● What to do
List each line of the data in which the string "Cats" appears.

++++++++

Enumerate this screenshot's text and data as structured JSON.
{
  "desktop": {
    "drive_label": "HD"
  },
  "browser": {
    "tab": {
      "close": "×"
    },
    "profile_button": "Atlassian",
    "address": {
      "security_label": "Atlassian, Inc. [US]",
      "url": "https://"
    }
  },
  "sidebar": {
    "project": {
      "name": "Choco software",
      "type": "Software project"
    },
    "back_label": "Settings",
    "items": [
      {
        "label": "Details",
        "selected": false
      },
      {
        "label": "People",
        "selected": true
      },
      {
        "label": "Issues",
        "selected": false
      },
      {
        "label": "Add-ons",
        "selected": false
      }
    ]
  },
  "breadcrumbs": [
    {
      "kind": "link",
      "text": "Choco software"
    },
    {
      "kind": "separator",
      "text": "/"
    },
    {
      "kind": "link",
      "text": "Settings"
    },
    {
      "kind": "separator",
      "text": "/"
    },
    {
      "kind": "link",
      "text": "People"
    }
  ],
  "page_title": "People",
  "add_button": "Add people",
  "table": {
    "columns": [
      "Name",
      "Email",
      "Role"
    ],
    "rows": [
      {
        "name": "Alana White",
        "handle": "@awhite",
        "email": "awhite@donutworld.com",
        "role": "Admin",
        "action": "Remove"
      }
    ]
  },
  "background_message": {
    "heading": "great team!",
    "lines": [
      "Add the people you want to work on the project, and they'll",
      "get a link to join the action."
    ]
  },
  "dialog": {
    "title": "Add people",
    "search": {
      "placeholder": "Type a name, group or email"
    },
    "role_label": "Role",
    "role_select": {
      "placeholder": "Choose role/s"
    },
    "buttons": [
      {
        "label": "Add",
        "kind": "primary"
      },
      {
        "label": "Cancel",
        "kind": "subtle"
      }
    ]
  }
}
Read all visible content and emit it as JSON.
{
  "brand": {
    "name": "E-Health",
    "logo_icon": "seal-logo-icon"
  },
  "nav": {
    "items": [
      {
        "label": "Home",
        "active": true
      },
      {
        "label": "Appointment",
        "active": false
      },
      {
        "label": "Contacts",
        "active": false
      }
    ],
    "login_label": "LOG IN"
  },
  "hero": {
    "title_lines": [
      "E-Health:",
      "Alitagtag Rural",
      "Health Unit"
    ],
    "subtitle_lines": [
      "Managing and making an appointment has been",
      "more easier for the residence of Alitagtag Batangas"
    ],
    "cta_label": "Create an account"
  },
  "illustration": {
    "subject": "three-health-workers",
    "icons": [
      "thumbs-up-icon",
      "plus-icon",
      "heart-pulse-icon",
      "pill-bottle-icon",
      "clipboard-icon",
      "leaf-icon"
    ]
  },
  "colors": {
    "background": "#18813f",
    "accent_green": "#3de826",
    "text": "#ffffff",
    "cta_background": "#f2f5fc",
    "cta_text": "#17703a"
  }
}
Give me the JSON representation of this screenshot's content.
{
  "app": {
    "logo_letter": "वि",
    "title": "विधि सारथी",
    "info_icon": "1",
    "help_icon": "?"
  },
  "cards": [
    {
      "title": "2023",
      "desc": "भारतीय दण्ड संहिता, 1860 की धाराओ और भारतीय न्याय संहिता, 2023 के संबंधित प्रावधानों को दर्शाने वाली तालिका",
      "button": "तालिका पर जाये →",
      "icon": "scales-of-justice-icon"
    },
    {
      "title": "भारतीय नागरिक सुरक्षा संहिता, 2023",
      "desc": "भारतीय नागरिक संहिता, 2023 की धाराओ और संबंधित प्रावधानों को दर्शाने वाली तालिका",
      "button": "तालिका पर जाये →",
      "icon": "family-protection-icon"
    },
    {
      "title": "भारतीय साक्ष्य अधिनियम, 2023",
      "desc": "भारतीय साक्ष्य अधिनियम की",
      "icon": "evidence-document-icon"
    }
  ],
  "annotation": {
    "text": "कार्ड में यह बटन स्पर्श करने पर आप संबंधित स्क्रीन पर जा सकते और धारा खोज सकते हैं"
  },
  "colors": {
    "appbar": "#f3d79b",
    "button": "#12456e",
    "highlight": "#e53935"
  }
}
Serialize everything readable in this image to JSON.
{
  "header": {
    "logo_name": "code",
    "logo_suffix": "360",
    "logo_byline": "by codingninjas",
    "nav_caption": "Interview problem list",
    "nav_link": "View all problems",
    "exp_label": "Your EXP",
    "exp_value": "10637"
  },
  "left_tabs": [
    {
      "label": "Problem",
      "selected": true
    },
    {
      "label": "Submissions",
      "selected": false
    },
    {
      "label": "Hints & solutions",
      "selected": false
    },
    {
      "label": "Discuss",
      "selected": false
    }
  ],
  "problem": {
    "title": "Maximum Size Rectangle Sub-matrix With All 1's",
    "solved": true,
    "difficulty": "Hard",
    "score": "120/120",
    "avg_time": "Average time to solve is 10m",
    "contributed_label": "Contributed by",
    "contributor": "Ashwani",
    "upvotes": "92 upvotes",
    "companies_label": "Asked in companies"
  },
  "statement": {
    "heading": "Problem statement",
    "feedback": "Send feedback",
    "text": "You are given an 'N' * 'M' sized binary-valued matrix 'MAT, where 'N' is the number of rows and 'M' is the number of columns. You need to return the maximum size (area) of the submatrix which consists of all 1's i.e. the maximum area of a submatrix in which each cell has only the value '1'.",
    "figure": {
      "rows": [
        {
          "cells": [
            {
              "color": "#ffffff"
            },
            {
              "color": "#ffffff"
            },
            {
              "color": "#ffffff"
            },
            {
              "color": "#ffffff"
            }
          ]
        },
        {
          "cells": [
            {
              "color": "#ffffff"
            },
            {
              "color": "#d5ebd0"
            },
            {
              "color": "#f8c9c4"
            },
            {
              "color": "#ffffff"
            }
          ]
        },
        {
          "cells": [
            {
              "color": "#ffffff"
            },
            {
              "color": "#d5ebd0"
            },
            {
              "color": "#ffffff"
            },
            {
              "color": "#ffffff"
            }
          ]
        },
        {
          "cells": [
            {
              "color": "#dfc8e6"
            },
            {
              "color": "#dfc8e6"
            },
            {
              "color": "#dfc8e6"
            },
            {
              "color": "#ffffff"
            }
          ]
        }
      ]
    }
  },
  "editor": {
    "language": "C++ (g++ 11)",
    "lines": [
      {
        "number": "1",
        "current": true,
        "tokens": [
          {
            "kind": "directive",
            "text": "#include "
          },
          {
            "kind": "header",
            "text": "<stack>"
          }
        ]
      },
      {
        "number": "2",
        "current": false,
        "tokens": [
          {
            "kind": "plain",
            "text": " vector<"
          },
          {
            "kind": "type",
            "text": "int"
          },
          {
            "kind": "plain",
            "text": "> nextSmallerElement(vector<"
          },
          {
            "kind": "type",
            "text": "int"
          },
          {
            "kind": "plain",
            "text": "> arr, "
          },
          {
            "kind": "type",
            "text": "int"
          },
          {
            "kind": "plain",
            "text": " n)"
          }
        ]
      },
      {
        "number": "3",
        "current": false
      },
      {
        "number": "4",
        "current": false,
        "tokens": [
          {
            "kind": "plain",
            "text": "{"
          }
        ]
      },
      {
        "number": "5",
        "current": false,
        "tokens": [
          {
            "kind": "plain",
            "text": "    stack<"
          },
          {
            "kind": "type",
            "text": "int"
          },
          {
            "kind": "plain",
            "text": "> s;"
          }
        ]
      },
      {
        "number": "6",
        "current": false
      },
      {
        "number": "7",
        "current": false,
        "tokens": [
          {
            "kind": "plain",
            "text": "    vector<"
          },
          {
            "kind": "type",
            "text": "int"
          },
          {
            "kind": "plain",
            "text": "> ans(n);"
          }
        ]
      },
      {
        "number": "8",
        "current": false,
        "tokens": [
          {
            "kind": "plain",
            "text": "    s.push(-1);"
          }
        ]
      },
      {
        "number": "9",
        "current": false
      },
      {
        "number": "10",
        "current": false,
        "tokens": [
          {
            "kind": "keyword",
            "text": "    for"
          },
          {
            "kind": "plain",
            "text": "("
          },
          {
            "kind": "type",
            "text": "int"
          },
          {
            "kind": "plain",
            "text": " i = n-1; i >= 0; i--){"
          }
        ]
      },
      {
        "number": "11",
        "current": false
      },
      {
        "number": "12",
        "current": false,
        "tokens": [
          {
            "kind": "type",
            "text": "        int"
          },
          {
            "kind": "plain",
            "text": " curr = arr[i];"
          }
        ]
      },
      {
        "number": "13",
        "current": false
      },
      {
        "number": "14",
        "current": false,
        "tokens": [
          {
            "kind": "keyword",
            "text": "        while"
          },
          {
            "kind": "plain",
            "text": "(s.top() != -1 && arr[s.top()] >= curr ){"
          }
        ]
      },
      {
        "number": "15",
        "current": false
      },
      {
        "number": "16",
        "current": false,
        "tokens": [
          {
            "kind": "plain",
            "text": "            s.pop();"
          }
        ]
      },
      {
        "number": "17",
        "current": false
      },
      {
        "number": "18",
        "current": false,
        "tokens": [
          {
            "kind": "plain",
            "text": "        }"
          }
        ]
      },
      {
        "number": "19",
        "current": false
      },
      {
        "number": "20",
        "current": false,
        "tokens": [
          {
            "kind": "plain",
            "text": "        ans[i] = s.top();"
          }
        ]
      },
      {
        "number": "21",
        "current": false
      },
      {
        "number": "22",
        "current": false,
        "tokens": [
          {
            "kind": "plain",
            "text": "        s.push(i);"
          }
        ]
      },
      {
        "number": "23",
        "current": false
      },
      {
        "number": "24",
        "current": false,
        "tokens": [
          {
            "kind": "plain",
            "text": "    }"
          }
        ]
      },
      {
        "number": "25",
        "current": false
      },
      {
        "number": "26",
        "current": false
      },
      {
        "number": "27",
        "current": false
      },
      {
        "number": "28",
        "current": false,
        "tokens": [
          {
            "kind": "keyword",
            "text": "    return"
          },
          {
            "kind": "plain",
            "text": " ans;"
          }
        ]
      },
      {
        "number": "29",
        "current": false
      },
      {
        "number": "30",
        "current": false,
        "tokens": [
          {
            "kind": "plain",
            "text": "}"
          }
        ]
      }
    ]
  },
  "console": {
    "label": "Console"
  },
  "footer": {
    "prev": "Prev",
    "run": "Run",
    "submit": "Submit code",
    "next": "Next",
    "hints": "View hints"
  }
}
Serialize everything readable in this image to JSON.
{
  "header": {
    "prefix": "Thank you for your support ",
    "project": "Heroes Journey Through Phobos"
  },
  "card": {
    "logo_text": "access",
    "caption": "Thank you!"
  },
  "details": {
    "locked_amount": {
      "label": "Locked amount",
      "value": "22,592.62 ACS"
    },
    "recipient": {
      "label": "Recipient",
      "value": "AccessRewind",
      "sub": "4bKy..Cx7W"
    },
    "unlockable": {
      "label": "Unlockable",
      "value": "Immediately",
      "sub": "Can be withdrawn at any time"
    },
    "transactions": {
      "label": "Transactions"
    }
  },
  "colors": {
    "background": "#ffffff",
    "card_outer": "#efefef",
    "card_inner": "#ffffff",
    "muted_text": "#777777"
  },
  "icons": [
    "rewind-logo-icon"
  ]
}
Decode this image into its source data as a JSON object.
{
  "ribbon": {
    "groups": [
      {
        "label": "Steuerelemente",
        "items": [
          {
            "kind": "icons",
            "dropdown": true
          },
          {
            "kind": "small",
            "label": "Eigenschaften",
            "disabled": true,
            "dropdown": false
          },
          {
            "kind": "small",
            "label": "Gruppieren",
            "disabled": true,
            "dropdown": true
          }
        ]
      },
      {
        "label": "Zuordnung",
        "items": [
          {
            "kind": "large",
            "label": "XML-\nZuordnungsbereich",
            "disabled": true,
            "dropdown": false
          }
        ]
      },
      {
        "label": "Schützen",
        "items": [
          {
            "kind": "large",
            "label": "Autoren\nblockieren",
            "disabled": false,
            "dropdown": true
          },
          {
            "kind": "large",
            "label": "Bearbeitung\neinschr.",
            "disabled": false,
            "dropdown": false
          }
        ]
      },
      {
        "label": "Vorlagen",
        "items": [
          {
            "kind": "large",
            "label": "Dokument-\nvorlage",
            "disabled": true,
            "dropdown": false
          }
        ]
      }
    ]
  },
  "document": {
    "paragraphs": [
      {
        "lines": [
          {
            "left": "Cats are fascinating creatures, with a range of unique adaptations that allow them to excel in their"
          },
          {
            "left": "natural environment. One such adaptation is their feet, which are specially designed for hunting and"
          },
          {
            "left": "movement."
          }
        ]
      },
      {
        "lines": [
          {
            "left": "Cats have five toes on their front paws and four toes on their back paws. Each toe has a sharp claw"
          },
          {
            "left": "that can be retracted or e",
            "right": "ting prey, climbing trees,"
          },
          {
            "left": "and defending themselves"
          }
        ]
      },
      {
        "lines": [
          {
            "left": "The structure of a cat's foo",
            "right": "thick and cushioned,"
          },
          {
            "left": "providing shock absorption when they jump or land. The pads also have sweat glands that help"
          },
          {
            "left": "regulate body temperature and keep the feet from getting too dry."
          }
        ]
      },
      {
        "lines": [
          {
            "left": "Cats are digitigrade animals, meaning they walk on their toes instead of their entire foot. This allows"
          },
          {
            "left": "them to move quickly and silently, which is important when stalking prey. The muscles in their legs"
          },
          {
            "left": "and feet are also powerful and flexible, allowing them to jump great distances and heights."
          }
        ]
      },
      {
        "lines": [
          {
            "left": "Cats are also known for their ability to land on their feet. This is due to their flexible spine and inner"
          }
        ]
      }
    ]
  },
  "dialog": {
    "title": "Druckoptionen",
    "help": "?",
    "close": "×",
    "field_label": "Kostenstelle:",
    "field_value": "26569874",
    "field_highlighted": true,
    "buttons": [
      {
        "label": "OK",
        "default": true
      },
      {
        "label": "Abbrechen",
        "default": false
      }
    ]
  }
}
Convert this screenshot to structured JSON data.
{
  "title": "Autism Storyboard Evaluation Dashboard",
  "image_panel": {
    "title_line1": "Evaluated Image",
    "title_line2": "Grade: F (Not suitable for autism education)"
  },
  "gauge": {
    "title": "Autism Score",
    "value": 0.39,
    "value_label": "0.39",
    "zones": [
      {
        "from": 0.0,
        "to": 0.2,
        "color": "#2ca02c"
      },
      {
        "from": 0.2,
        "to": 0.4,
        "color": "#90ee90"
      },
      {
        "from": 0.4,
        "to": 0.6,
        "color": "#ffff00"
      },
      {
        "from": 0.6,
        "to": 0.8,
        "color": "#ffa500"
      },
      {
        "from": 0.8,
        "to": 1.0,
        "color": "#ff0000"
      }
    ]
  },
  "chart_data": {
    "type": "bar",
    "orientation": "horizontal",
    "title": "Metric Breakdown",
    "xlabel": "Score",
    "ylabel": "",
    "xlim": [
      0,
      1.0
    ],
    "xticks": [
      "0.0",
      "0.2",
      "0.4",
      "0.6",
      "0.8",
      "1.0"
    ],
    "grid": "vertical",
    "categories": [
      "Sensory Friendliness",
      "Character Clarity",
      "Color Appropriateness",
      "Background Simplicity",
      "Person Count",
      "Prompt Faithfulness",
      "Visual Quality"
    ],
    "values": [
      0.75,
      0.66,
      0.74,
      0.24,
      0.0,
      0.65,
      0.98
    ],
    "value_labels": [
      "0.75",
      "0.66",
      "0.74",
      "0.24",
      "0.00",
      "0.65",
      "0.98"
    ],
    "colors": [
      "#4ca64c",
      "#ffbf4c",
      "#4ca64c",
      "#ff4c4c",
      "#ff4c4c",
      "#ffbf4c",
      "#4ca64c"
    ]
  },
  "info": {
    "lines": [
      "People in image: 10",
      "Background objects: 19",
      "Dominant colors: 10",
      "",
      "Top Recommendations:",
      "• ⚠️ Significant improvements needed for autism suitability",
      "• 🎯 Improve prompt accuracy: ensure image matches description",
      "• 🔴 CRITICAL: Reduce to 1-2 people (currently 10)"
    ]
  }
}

++++++++

● Reply to the task
            "left": "Cats are fascinating creatures, with a range of unique adaptations that allow them to excel in their"
            "left": "Cats have five toes on their front paws and four toes on their back paws. Each toe has a sharp claw"
            "left": "Cats are digitigrade animals, meaning they walk on their toes instead of their entire foot. This allows"
            "left": "Cats are also known for their ability to land on their feet. This is due to their flexible spine and inner"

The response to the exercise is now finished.